▶ _What needs to be done_: Leave every picture out and write out the records below exactly.

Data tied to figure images
═══
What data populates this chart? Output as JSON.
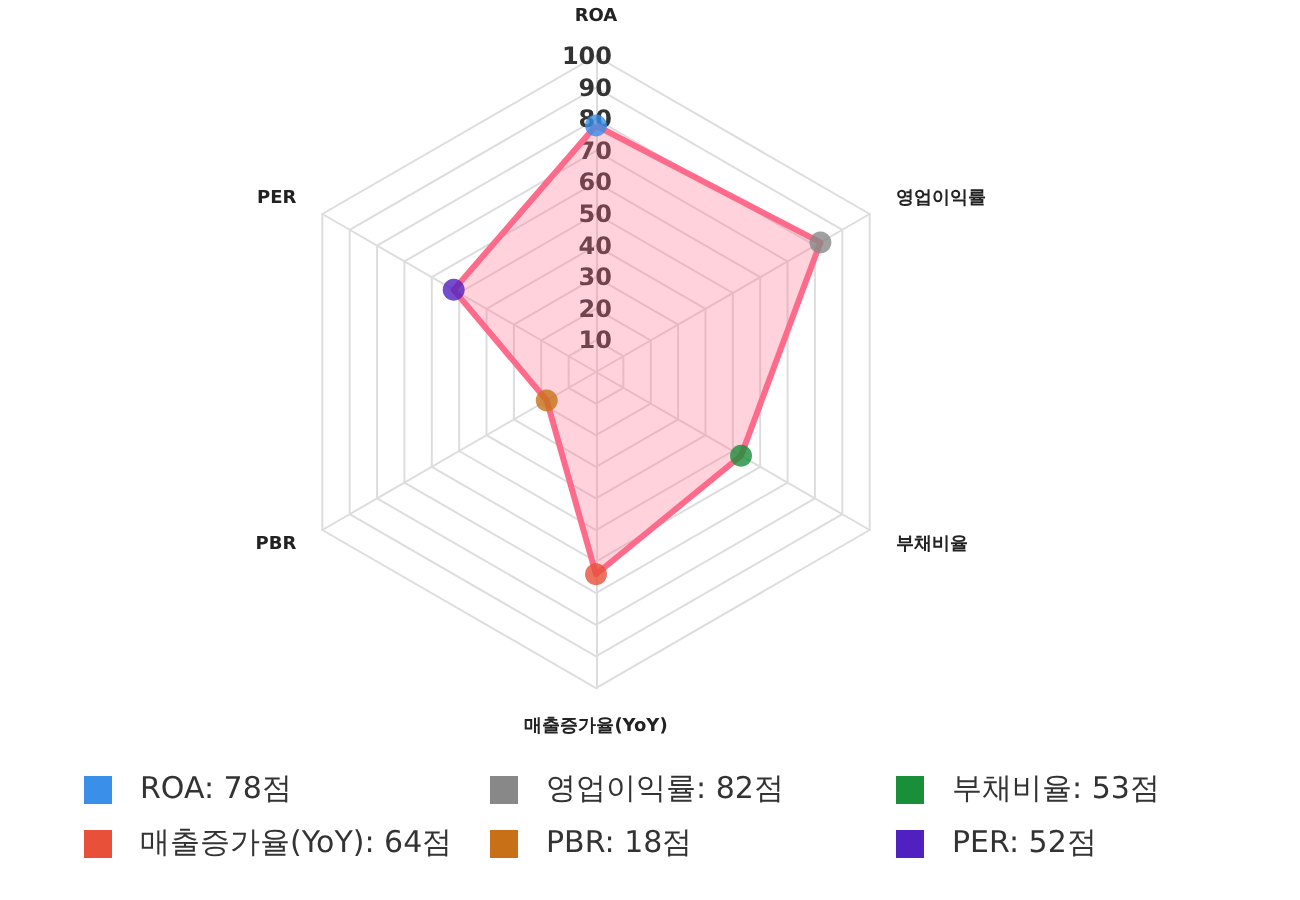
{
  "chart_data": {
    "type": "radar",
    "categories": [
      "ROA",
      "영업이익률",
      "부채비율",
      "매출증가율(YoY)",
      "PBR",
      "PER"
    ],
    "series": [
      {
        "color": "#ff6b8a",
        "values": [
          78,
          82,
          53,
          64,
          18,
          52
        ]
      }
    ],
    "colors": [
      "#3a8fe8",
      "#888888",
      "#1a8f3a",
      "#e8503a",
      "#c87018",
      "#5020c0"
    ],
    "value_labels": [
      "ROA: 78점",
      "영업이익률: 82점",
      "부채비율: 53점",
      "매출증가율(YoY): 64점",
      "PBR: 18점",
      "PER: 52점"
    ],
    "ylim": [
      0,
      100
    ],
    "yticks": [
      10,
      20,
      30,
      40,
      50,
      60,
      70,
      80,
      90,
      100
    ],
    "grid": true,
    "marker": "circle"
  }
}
═══
▶ _Task response_:
What data populates this chart? Output as JSON.
{
  "chart_data": {
    "type": "radar",
    "categories": [
      "ROA",
      "영업이익률",
      "부채비율",
      "매출증가율(YoY)",
      "PBR",
      "PER"
    ],
    "series": [
      {
        "color": "#ff6b8a",
        "values": [
          78,
          82,
          53,
          64,
          18,
          52
        ]
      }
    ],
    "colors": [
      "#3a8fe8",
      "#888888",
      "#1a8f3a",
      "#e8503a",
      "#c87018",
      "#5020c0"
    ],
    "value_labels": [
      "ROA: 78점",
      "영업이익률: 82점",
      "부채비율: 53점",
      "매출증가율(YoY): 64점",
      "PBR: 18점",
      "PER: 52점"
    ],
    "ylim": [
      0,
      100
    ],
    "yticks": [
      10,
      20,
      30,
      40,
      50,
      60,
      70,
      80,
      90,
      100
    ],
    "grid": true,
    "marker": "circle"
  }
}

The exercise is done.